### Work instructions
Tally the lines that contain the string "TradingView" and give the number by itself.

[begin Given records]

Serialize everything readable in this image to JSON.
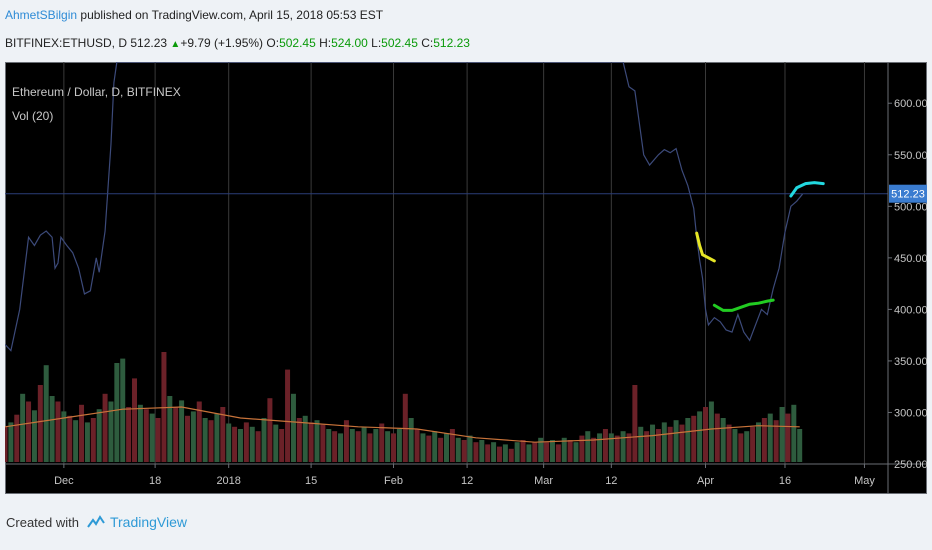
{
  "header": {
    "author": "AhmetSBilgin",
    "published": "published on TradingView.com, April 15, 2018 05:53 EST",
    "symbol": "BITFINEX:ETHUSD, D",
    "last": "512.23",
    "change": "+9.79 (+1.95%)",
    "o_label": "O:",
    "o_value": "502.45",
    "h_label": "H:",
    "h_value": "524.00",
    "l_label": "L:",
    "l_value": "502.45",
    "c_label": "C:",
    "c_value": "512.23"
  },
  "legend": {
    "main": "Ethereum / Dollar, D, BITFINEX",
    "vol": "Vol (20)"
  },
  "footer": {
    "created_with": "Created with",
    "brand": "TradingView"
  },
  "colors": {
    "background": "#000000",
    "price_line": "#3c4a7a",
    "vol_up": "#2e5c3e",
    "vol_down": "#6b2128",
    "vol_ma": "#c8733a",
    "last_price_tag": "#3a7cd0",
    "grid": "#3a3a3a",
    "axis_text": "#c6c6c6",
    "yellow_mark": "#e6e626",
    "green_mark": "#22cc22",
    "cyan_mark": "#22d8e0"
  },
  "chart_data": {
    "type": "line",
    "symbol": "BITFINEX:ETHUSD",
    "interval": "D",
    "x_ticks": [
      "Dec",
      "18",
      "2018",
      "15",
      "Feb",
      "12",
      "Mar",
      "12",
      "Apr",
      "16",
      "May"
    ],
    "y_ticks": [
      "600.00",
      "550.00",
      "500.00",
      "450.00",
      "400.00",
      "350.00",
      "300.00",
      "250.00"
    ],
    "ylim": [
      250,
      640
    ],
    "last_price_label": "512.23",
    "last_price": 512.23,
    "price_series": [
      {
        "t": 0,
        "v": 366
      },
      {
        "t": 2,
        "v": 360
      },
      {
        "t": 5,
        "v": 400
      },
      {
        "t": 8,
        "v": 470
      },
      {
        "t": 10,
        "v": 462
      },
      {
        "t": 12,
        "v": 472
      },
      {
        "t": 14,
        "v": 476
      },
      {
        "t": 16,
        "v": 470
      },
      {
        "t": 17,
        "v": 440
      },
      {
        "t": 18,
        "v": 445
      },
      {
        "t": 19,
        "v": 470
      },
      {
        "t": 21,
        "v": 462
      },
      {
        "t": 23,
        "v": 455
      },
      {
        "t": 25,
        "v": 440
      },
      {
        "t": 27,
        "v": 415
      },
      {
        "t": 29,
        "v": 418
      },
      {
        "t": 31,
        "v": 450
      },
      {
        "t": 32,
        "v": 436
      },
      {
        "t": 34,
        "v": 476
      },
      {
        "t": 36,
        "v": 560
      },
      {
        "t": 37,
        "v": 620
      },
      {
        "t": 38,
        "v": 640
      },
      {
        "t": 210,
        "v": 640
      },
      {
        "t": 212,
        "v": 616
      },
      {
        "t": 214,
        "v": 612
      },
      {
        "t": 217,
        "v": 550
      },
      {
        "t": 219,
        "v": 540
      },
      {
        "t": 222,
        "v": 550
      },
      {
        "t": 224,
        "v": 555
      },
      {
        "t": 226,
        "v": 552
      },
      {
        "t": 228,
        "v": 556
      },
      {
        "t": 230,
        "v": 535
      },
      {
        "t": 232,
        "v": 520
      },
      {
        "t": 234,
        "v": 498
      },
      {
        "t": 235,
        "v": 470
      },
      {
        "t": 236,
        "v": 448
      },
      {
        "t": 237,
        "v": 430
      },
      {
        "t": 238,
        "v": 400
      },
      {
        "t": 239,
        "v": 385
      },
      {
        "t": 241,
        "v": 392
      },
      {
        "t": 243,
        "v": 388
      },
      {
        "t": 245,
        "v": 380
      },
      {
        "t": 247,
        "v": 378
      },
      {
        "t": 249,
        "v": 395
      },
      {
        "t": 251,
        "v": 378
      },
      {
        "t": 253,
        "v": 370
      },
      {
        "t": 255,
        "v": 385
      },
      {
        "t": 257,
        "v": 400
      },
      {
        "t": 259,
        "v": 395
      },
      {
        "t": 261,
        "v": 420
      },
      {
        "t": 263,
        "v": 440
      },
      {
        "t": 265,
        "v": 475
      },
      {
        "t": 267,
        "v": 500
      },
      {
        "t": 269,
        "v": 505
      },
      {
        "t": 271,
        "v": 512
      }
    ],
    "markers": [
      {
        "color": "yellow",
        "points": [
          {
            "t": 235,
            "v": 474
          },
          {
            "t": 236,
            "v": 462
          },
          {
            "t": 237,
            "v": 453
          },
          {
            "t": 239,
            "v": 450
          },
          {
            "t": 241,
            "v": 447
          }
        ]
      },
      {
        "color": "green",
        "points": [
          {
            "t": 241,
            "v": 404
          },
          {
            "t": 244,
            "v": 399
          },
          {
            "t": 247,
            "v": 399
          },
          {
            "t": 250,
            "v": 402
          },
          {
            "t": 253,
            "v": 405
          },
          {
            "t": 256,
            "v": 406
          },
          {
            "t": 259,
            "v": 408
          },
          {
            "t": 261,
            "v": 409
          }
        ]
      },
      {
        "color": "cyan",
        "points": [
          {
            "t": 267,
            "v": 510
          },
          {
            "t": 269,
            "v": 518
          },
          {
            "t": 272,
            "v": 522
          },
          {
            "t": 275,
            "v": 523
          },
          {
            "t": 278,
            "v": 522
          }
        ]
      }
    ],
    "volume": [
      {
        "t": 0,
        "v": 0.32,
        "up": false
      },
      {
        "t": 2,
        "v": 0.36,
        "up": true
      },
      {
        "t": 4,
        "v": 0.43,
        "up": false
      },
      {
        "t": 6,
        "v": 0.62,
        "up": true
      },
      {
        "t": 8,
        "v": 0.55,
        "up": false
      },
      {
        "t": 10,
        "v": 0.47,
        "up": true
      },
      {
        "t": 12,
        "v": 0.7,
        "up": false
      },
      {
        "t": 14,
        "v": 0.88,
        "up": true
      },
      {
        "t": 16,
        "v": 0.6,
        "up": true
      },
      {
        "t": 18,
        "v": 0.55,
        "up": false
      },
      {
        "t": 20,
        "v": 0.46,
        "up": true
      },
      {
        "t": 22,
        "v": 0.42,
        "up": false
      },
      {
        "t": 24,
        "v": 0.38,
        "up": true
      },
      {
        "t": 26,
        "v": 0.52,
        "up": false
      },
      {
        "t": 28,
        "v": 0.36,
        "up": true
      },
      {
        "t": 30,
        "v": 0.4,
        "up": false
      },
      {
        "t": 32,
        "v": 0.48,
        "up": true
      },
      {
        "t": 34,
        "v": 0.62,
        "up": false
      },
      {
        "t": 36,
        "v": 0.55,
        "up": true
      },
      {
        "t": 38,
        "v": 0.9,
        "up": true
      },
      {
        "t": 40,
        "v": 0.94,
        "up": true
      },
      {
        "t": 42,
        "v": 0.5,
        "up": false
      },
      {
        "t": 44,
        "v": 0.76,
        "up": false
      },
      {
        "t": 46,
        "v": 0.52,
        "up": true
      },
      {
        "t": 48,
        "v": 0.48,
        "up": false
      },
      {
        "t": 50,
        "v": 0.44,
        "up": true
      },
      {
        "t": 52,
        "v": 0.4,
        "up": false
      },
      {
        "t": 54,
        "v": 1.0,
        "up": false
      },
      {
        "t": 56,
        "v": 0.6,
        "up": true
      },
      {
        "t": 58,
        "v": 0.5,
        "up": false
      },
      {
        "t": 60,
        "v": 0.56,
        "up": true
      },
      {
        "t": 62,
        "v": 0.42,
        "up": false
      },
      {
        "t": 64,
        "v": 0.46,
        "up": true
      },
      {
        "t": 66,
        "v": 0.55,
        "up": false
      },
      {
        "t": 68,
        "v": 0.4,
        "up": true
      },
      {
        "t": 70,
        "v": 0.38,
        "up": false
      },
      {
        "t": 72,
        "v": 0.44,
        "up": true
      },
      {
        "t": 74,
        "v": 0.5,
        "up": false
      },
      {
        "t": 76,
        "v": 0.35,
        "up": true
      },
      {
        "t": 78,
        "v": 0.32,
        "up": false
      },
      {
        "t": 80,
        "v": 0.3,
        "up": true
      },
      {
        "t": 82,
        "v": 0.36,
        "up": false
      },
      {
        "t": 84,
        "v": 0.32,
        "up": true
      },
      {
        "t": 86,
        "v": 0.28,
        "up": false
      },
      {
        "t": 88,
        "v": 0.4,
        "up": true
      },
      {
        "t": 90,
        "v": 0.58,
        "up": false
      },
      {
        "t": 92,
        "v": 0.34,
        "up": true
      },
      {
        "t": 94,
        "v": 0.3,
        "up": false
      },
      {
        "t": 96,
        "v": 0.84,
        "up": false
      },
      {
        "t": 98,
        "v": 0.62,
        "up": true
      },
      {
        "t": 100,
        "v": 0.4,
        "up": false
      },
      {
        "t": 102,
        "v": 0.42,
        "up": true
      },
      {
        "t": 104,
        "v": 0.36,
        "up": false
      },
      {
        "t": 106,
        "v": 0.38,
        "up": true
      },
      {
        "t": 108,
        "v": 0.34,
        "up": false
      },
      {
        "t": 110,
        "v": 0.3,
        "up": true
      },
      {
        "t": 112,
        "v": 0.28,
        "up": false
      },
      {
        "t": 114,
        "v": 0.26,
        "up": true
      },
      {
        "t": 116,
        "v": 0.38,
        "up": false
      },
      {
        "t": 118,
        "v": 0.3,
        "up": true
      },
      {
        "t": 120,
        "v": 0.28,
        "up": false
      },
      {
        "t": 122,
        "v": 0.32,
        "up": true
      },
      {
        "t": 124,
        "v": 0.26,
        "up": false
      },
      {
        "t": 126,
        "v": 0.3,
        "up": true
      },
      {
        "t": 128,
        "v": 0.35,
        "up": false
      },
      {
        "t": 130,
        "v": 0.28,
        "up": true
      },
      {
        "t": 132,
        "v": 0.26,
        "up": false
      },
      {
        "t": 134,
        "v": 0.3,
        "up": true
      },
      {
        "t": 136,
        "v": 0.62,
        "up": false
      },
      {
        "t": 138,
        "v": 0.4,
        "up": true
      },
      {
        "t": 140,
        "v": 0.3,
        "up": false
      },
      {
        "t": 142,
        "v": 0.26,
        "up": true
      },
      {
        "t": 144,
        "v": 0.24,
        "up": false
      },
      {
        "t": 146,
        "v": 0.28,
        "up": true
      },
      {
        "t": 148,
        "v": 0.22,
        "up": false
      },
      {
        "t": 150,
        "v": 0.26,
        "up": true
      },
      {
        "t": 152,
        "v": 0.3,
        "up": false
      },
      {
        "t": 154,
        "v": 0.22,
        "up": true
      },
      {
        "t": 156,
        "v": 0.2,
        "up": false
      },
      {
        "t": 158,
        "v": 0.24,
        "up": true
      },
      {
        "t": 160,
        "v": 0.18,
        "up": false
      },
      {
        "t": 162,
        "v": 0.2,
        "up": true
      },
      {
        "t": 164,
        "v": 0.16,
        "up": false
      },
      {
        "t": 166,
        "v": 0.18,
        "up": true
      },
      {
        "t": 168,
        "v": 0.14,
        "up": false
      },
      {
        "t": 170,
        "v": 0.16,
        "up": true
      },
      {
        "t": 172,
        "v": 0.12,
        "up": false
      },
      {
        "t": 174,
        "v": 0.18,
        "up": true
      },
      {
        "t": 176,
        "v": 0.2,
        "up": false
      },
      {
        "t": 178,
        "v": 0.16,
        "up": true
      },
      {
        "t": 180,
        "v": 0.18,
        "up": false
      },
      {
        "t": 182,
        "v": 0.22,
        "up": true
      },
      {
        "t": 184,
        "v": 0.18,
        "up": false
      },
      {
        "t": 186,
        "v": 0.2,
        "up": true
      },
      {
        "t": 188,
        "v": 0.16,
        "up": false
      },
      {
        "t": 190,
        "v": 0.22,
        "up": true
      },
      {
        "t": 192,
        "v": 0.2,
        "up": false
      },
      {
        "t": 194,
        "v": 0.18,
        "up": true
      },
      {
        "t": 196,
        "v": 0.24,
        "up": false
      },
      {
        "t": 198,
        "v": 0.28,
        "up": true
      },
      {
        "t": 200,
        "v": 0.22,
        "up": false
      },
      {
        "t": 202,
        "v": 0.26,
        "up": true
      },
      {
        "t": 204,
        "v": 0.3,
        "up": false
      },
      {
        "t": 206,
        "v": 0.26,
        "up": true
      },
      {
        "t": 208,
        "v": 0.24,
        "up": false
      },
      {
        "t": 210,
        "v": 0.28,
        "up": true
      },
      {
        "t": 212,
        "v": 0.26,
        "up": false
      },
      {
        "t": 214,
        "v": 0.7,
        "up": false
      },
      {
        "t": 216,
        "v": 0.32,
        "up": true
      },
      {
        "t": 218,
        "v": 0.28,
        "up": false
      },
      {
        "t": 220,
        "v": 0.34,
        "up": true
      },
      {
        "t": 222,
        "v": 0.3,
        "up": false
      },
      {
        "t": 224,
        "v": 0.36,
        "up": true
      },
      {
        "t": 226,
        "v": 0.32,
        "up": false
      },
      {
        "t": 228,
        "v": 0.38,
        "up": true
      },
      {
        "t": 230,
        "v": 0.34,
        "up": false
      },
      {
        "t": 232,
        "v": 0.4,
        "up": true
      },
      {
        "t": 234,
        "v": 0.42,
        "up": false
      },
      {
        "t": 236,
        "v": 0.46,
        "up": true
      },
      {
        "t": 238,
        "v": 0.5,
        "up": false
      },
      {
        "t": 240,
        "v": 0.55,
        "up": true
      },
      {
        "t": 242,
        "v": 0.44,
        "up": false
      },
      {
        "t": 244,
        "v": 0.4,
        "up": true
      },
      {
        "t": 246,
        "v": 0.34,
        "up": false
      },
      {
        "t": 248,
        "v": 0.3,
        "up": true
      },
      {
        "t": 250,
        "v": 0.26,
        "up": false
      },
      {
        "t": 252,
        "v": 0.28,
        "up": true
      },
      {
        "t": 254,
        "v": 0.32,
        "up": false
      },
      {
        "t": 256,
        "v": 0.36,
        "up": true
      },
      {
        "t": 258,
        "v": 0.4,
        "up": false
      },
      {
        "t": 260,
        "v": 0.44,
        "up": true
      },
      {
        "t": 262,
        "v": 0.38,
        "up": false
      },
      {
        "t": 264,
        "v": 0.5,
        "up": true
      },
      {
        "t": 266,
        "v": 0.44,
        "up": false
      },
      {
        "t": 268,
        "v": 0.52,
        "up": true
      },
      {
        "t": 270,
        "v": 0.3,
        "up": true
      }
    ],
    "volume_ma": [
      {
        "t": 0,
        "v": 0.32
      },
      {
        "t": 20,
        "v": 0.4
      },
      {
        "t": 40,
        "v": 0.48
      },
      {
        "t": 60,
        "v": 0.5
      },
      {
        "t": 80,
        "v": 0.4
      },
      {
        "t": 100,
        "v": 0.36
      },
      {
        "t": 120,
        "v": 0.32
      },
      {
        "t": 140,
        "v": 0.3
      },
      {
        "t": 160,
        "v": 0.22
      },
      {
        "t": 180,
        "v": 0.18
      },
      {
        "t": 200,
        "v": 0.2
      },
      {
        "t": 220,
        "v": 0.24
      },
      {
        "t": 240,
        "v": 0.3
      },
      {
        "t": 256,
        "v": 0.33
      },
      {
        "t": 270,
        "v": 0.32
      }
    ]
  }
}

[end Given records]

### Response to the task
2